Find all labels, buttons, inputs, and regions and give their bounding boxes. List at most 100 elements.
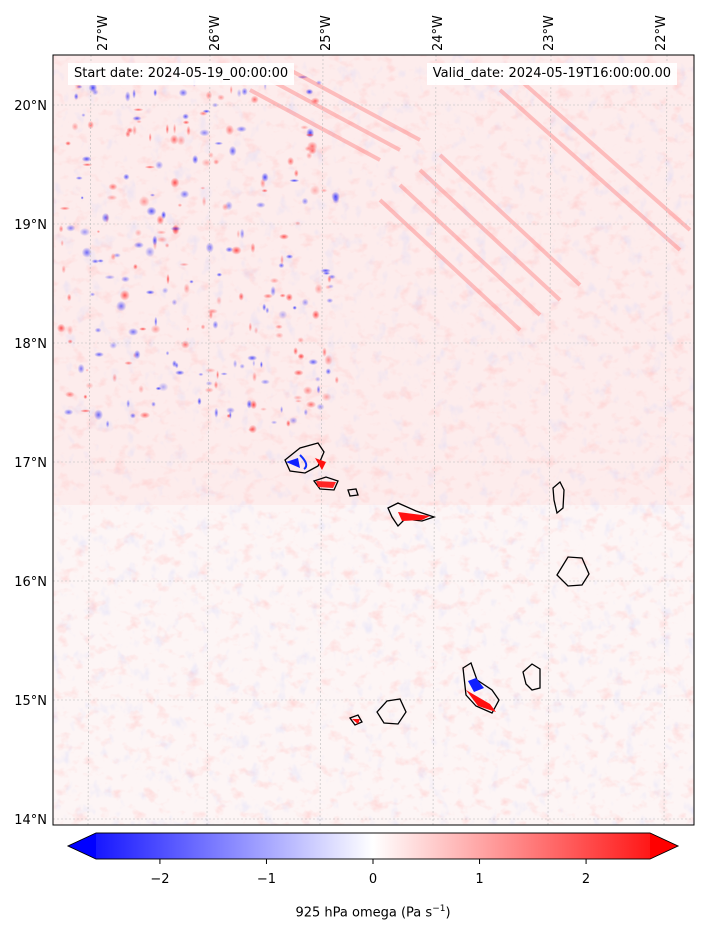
- omega-cell: [124, 361, 133, 366]
- omega-cell: [89, 292, 96, 297]
- omega-cell: [139, 411, 151, 419]
- omega-cell: [198, 372, 204, 377]
- omega-cell: [133, 263, 138, 270]
- omega-cell: [216, 296, 222, 305]
- omega-cell: [326, 298, 334, 304]
- omega-cell: [155, 160, 164, 170]
- colorbar-units: Pa s: [406, 905, 433, 921]
- omega-cell: [315, 80, 322, 86]
- omega-cell: [165, 124, 169, 135]
- colorbar-tick-label: 1: [475, 872, 483, 887]
- omega-cell: [250, 400, 258, 410]
- colorbar-tick-label: 0: [369, 872, 377, 887]
- omega-cell: [311, 310, 320, 320]
- omega-cell: [179, 262, 190, 267]
- island-coastlines: [284, 442, 590, 726]
- omega-cell: [176, 135, 186, 146]
- omega-cell: [66, 293, 72, 302]
- omega-cell: [94, 327, 102, 333]
- omega-cell: [199, 111, 208, 116]
- omega-cell: [79, 227, 91, 237]
- start-date-label: Start date: 2024-05-19_00:00:00: [68, 63, 295, 85]
- omega-cell: [236, 126, 247, 133]
- omega-cell: [128, 328, 139, 336]
- omega-cell: [139, 327, 147, 331]
- omega-cell: [180, 340, 190, 349]
- colorbar-tick-label: −2: [150, 872, 169, 887]
- omega-cell: [275, 324, 283, 330]
- omega-cell: [156, 236, 168, 243]
- lat-label: 15°N: [14, 694, 47, 709]
- omega-blobs: [57, 69, 340, 434]
- omega-cell: [91, 259, 100, 264]
- omega-cell: [173, 123, 177, 135]
- colorbar-low-extend: [68, 833, 96, 859]
- omega-cell: [132, 88, 136, 99]
- omega-cell: [310, 97, 320, 105]
- omega-cell: [327, 284, 334, 289]
- omega-cell: [57, 323, 66, 333]
- omega-cell: [325, 368, 332, 375]
- omega-cell: [285, 254, 294, 259]
- omega-cell: [303, 386, 313, 395]
- omega-cell: [182, 113, 190, 120]
- omega-cell: [231, 246, 242, 255]
- omega-cell: [297, 337, 305, 343]
- omega-cell: [216, 272, 223, 277]
- omega-cell: [280, 254, 284, 266]
- island-santo-antao: [284, 442, 325, 474]
- omega-cell: [63, 409, 74, 416]
- omega-cell: [226, 413, 231, 418]
- omega-cell: [217, 94, 225, 101]
- omega-cell: [174, 362, 179, 369]
- lon-label: 26°W: [208, 15, 223, 51]
- omega-cell: [81, 156, 92, 162]
- omega-cell: [229, 85, 233, 95]
- omega-cell: [155, 386, 162, 391]
- omega-cell: [293, 369, 304, 376]
- colorbar-bar: [67, 832, 679, 860]
- omega-cell: [85, 382, 94, 389]
- omega-cell: [300, 125, 309, 130]
- island-maio: [522, 663, 541, 691]
- omega-cell: [132, 116, 142, 121]
- omega-cell: [293, 347, 298, 356]
- omega-cell: [175, 370, 185, 376]
- omega-cell: [328, 274, 336, 280]
- lon-label: 24°W: [431, 15, 446, 51]
- lat-label: 19°N: [14, 218, 47, 233]
- island-sal: [552, 480, 565, 515]
- omega-cell: [254, 326, 259, 335]
- omega-cell: [126, 127, 134, 134]
- omega-cell: [80, 409, 91, 413]
- omega-cell: [81, 247, 92, 258]
- omega-cell: [292, 305, 297, 310]
- omega-cell: [270, 285, 276, 297]
- omega-cell: [201, 158, 212, 167]
- omega-cell: [105, 420, 110, 428]
- omega-cell: [293, 395, 303, 401]
- omega-cell: [289, 179, 300, 183]
- omega-cell: [149, 193, 156, 197]
- omega-cell: [161, 210, 167, 220]
- omega-cell: [146, 206, 157, 216]
- omega-cell: [252, 371, 257, 382]
- omega-cell: [189, 279, 194, 284]
- omega-cell: [61, 265, 66, 274]
- omega-cell: [85, 368, 89, 372]
- omega-cell: [265, 307, 270, 314]
- omega-cell: [239, 228, 245, 240]
- omega-cell: [134, 229, 142, 237]
- omega-cell: [211, 102, 219, 108]
- omega-cell: [286, 419, 291, 427]
- omega-cell: [213, 159, 220, 165]
- omega-cell: [279, 293, 286, 298]
- omega-cell: [208, 152, 214, 159]
- omega-cell: [80, 196, 84, 200]
- omega-cell: [200, 324, 206, 330]
- omega-cell: [308, 358, 319, 366]
- lon-label: 22°W: [654, 15, 669, 51]
- meridian-line: [663, 55, 668, 825]
- omega-cell: [96, 230, 101, 234]
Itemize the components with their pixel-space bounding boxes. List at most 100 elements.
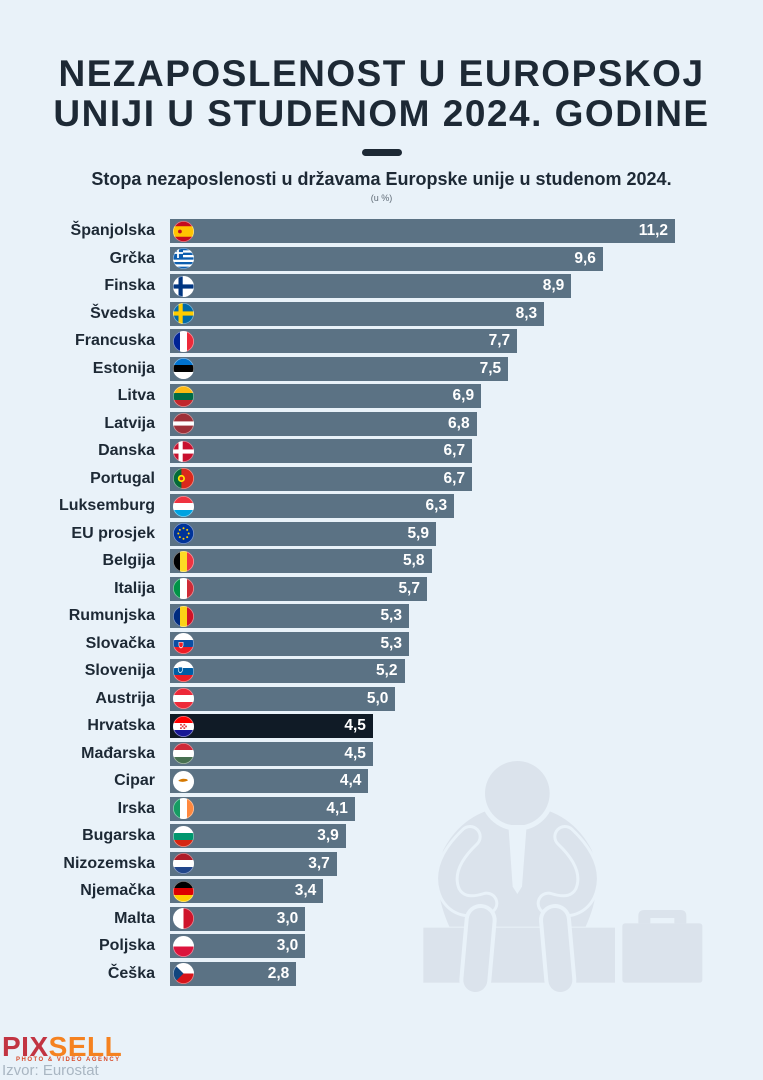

.....

WHAT IS NEEDED >>
Lay out as a JSON list of strings the portion of the material that opens with the line containing "- omega-cell: [124, 361, 133, 366]" and closes with the line containing "- omega-cell: [79, 227, 91, 237]", both lines included. Use one string per line and omit blank lines.

SOLUTION FOR THIS EXERCISE >>
[
  "- omega-cell: [124, 361, 133, 366]",
  "- omega-cell: [89, 292, 96, 297]",
  "- omega-cell: [139, 411, 151, 419]",
  "- omega-cell: [198, 372, 204, 377]",
  "- omega-cell: [133, 263, 138, 270]",
  "- omega-cell: [216, 296, 222, 305]",
  "- omega-cell: [326, 298, 334, 304]",
  "- omega-cell: [155, 160, 164, 170]",
  "- colorbar-units: Pa s: [406, 905, 433, 921]",
  "- omega-cell: [315, 80, 322, 86]",
  "- omega-cell: [165, 124, 169, 135]",
  "- colorbar-tick-label: 1: [475, 872, 483, 887]",
  "- omega-cell: [250, 400, 258, 410]",
  "- colorbar-tick-label: 0: [369, 872, 377, 887]",
  "- omega-cell: [311, 310, 320, 320]",
  "- omega-cell: [179, 262, 190, 267]",
  "- island-coastlines: [284, 442, 590, 726]",
  "- omega-cell: [176, 135, 186, 146]",
  "- omega-cell: [66, 293, 72, 302]",
  "- omega-cell: [94, 327, 102, 333]",
  "- omega-cell: [199, 111, 208, 116]",
  "- omega-cell: [79, 227, 91, 237]"
]